ASSIGNMENT 1
Using the text on the Kolyma Hydroelectric Station below, decide whether each statement agrees with it: (a) the first generator was commissioned in 1982; (b) the station has an above-ground powerhouse; (c) the plant's nameplate capacity is 224 MW. Answer each with yes or no and quote the words of the text that decide it.
ASSIGNMENT 2
Reproduce part of the text on the Kolyma Hydroelectric Station below word for word, starting with "Construction began in" and going on through "underground power station.".
ASSIGNMENT 3
Take the text on the Kolyma Hydroelectric Station below further, picking up after its last sentence.

··· EXERCISE TEXT ···

Construction began in 1974 and the first generator was commissioned in 1982, the last in 1994. The facility was placed into permanent operation in 2007. Construction of the Kolyma HPP was carried out in the harsh climatic conditions in the zone of permafrost. At 134.5 m, it is the highest earth filled dam in Russia. It is also the most powerful hydroelectric plant in the country with an underground power station.

Electricity generation of the Kolyma Hydroelectric Station since 2007, million kWh
| Year | 2007 | 2008 | 2009 | 2010 | 2011 | 2012 | 2013 | 2014 |
|---|---|---|---|---|---|---|---|---|
| million kWh | 2016 | 2012 | 1943 | 1973 | 2033 | 2030 | 1924 | 1558 |
| Year | 2015 | 2016 | 2017 | 2018 | 2019 | 2020 | 2021 | 2022 |
| million kWh | 1672 | 1663 | 1748 | 1933 | 2022 | 1942 | 2134 | 2188 |

==Structural design==

Kolyma Hydroelectric Station is a high-head dam-type power plant. Its main structures include a rock-fill dam, an underground powerhouse with water supply system, a floodgate, and a production and technology complex with an indoor switchgear. The station features an extensive system of permanent and temporary underground facilities, with a total length of 7.2 km and a rock excavation volume of 425,000 m³. The plant has a nameplate capacity of 900 MW, a guaranteed capacity of 224 MW, and a projected average annual electricity output of 3.325 billion kWh.

··· GIVEN ENTRIES ···

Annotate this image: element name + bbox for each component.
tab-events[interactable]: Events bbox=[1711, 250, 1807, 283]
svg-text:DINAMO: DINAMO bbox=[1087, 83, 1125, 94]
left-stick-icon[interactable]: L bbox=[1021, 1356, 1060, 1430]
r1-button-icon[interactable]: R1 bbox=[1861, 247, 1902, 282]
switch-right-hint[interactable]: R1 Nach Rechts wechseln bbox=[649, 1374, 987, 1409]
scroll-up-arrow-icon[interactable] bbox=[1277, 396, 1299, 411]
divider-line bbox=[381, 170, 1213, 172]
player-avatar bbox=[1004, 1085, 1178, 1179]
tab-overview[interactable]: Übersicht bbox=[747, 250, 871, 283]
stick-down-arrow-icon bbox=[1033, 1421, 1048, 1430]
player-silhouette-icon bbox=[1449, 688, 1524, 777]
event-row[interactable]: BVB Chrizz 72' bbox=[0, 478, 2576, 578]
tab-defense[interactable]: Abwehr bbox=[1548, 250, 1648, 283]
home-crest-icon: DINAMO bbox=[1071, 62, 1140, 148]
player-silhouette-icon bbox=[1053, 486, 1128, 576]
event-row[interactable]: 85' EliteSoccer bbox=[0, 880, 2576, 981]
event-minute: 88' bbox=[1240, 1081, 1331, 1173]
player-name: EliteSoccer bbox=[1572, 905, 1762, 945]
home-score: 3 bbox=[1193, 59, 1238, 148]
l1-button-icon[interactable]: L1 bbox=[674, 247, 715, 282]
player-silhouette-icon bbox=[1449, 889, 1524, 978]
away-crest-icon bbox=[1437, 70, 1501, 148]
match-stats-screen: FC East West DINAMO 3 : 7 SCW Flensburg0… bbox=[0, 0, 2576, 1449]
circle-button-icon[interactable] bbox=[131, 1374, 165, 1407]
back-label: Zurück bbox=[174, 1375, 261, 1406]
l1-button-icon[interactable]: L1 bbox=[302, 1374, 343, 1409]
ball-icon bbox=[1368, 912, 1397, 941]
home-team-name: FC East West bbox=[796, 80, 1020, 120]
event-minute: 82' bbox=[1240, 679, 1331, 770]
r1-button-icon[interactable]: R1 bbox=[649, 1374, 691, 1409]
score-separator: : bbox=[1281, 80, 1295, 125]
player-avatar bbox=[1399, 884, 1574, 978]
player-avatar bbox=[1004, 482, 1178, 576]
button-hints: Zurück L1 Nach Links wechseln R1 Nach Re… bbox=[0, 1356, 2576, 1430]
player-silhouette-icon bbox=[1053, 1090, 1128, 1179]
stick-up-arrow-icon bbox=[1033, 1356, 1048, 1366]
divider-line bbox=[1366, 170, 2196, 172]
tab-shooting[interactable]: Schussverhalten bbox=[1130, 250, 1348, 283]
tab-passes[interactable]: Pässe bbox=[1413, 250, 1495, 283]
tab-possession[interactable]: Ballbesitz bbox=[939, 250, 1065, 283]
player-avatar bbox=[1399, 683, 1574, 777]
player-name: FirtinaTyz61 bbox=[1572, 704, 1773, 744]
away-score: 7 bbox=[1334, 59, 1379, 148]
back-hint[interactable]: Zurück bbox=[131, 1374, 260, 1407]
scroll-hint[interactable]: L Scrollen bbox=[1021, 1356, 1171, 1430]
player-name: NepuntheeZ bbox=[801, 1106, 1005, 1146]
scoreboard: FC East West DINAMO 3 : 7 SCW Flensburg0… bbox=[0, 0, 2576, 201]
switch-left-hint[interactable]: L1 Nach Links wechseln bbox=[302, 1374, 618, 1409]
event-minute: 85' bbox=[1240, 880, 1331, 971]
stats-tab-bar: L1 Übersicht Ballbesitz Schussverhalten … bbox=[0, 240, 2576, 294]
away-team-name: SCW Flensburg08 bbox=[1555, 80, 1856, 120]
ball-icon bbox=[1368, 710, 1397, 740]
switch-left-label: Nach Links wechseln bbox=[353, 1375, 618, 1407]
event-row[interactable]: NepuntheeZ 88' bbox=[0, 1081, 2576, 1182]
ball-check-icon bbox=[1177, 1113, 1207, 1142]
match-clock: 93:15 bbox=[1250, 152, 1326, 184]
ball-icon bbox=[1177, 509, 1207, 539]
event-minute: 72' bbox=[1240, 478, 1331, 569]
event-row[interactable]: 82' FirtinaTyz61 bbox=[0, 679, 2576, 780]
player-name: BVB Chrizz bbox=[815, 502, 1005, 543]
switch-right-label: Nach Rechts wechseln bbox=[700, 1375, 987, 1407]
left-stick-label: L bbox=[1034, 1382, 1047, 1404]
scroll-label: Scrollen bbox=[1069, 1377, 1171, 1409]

···

WRITTEN REPLY 1
(a) Yes: "the first generator was commissioned in 1982"
(b) No: "an underground powerhouse with water supply system"
(c) No: "a nameplate capacity of 900 MW, a guaranteed capacity of 224 MW"

WRITTEN REPLY 2
Construction began in 1974 and the first generator was commissioned in 1982, the last in 1994. The facility was placed into permanent operation in 2007. Construction of the Kolyma HPP was carried out in the harsh climatic conditions in the zone of permafrost. At 134.5 m, it is the highest earth filled dam in Russia. It is also the most powerful hydroelectric plant in the country with an underground power station.

WRITTEN REPLY 3
==Economic significance==

The Kolyma Hydroelectric Station launch allowed the Arkagalinskaya Thermal Power Plant to be placed on standby and significantly reduced coal consumption at the Magadan Thermal Power Plant, which is shut down outside the heating season and replaced by an electric boiler. Several settlements in the Magadan Region have also transitioned to electric heating.

The reduction in coal use helps prevent the burning of approximately 1 million tons of coal annually. During the construction of the Kolyma Hydroelectric Station, the settlements of Sinegorye and Uptar were also built, along with power transmission lines and reconstructed transport infrastructure.